_What you need to do_: The records below need retyping in full; give them again exactly.

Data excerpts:
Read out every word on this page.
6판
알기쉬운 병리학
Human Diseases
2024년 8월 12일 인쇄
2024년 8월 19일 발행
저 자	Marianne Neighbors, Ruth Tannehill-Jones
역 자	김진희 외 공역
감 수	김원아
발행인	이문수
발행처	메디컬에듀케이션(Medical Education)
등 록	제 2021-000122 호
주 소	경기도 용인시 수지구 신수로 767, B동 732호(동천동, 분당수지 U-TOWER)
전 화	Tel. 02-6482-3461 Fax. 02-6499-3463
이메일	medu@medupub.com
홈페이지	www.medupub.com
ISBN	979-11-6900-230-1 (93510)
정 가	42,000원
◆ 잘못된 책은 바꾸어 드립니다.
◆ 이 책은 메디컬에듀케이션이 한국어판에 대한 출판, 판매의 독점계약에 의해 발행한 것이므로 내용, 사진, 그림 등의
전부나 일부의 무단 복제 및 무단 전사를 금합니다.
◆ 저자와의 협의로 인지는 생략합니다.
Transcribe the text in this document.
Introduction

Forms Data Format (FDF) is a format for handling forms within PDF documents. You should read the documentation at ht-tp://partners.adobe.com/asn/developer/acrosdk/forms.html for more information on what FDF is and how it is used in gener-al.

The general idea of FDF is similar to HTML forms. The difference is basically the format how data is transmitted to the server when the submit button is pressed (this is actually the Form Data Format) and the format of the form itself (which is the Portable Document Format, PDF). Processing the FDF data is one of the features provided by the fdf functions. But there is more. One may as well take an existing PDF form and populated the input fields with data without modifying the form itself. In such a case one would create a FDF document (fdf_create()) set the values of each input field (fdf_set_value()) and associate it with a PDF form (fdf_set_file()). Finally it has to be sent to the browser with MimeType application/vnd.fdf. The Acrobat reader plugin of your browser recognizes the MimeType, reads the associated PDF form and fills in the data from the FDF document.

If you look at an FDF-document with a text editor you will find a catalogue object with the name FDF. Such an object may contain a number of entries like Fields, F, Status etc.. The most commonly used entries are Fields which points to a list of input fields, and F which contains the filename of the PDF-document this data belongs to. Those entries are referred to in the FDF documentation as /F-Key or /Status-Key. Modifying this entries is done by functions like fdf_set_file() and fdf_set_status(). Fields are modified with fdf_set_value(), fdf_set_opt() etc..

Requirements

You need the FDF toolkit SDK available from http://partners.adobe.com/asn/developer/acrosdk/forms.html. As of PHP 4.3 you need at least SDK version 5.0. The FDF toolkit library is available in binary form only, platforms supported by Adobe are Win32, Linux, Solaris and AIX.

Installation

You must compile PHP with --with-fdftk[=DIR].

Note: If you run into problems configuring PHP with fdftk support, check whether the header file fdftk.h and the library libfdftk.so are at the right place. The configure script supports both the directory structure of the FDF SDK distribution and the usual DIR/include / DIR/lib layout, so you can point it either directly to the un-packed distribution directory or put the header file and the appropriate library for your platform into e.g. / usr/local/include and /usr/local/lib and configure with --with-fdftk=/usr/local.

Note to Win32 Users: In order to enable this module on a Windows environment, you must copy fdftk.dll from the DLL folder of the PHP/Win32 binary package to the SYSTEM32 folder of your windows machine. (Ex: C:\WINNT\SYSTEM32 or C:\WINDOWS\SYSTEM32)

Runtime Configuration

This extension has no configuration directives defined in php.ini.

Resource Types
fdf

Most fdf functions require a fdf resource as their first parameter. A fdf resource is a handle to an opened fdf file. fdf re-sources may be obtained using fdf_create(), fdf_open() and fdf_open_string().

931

_Reply_:
Read out every word on this page.
6판
알기쉬운 병리학
Human Diseases
2024년 8월 12일 인쇄
2024년 8월 19일 발행
저 자	Marianne Neighbors, Ruth Tannehill-Jones
역 자	김진희 외 공역
감 수	김원아
발행인	이문수
발행처	메디컬에듀케이션(Medical Education)
등 록	제 2021-000122 호
주 소	경기도 용인시 수지구 신수로 767, B동 732호(동천동, 분당수지 U-TOWER)
전 화	Tel. 02-6482-3461 Fax. 02-6499-3463
이메일	medu@medupub.com
홈페이지	www.medupub.com
ISBN	979-11-6900-230-1 (93510)
정 가	42,000원
◆ 잘못된 책은 바꾸어 드립니다.
◆ 이 책은 메디컬에듀케이션이 한국어판에 대한 출판, 판매의 독점계약에 의해 발행한 것이므로 내용, 사진, 그림 등의
전부나 일부의 무단 복제 및 무단 전사를 금합니다.
◆ 저자와의 협의로 인지는 생략합니다.
Transcribe the text in this document.
Introduction

Forms Data Format (FDF) is a format for handling forms within PDF documents. You should read the documentation at ht-tp://partners.adobe.com/asn/developer/acrosdk/forms.html for more information on what FDF is and how it is used in gener-al.

The general idea of FDF is similar to HTML forms. The difference is basically the format how data is transmitted to the server when the submit button is pressed (this is actually the Form Data Format) and the format of the form itself (which is the Portable Document Format, PDF). Processing the FDF data is one of the features provided by the fdf functions. But there is more. One may as well take an existing PDF form and populated the input fields with data without modifying the form itself. In such a case one would create a FDF document (fdf_create()) set the values of each input field (fdf_set_value()) and associate it with a PDF form (fdf_set_file()). Finally it has to be sent to the browser with MimeType application/vnd.fdf. The Acrobat reader plugin of your browser recognizes the MimeType, reads the associated PDF form and fills in the data from the FDF document.

If you look at an FDF-document with a text editor you will find a catalogue object with the name FDF. Such an object may contain a number of entries like Fields, F, Status etc.. The most commonly used entries are Fields which points to a list of input fields, and F which contains the filename of the PDF-document this data belongs to. Those entries are referred to in the FDF documentation as /F-Key or /Status-Key. Modifying this entries is done by functions like fdf_set_file() and fdf_set_status(). Fields are modified with fdf_set_value(), fdf_set_opt() etc..

Requirements

You need the FDF toolkit SDK available from http://partners.adobe.com/asn/developer/acrosdk/forms.html. As of PHP 4.3 you need at least SDK version 5.0. The FDF toolkit library is available in binary form only, platforms supported by Adobe are Win32, Linux, Solaris and AIX.

Installation

You must compile PHP with --with-fdftk[=DIR].

Note: If you run into problems configuring PHP with fdftk support, check whether the header file fdftk.h and the library libfdftk.so are at the right place. The configure script supports both the directory structure of the FDF SDK distribution and the usual DIR/include / DIR/lib layout, so you can point it either directly to the un-packed distribution directory or put the header file and the appropriate library for your platform into e.g. / usr/local/include and /usr/local/lib and configure with --with-fdftk=/usr/local.

Note to Win32 Users: In order to enable this module on a Windows environment, you must copy fdftk.dll from the DLL folder of the PHP/Win32 binary package to the SYSTEM32 folder of your windows machine. (Ex: C:\WINNT\SYSTEM32 or C:\WINDOWS\SYSTEM32)

Runtime Configuration

This extension has no configuration directives defined in php.ini.

Resource Types
fdf

Most fdf functions require a fdf resource as their first parameter. A fdf resource is a handle to an opened fdf file. fdf re-sources may be obtained using fdf_create(), fdf_open() and fdf_open_string().

931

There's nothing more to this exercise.